Provided information
"""
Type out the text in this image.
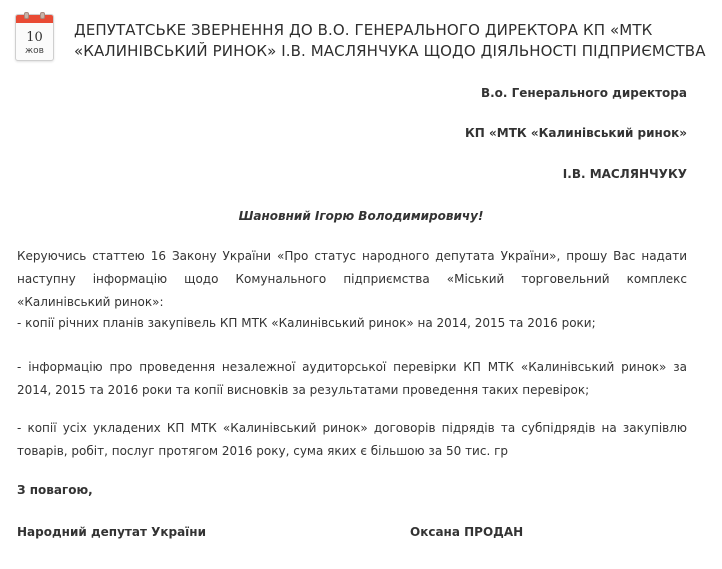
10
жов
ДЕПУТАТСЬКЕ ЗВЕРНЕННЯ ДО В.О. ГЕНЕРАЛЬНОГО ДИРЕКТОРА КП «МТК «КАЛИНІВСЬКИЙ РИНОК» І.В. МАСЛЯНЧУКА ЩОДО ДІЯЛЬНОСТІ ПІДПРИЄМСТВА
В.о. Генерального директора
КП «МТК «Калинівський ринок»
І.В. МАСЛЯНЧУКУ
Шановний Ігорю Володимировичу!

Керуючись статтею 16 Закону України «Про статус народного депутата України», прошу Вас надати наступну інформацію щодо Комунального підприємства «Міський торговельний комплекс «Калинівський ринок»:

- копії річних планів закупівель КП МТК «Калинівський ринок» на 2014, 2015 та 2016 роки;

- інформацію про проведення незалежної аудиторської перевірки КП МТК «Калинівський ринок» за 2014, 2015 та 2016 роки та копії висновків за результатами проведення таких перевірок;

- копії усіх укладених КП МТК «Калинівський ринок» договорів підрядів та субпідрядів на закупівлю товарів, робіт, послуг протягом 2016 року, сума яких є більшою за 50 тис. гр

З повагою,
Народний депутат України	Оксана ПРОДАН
"""
"""
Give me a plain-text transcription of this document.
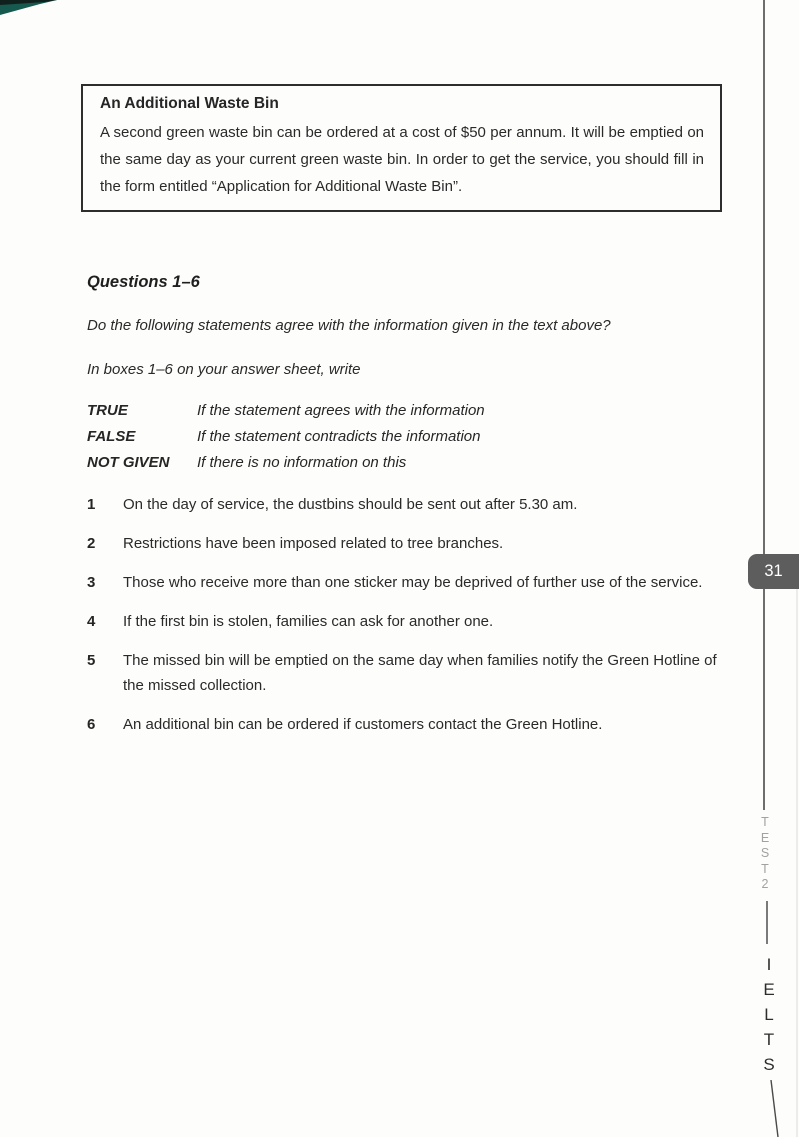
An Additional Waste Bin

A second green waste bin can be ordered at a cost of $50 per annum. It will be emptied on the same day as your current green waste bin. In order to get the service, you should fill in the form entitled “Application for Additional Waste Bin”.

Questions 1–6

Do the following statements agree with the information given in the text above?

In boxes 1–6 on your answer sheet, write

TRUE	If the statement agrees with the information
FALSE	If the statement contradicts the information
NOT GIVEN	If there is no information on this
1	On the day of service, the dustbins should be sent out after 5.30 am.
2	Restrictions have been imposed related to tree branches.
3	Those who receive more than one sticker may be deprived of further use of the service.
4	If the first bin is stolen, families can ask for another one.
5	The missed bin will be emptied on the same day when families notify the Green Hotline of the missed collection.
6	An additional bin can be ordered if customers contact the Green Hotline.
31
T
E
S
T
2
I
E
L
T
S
"""
Say the number of lines in the records above that include the string "with", and no more.

Written response
2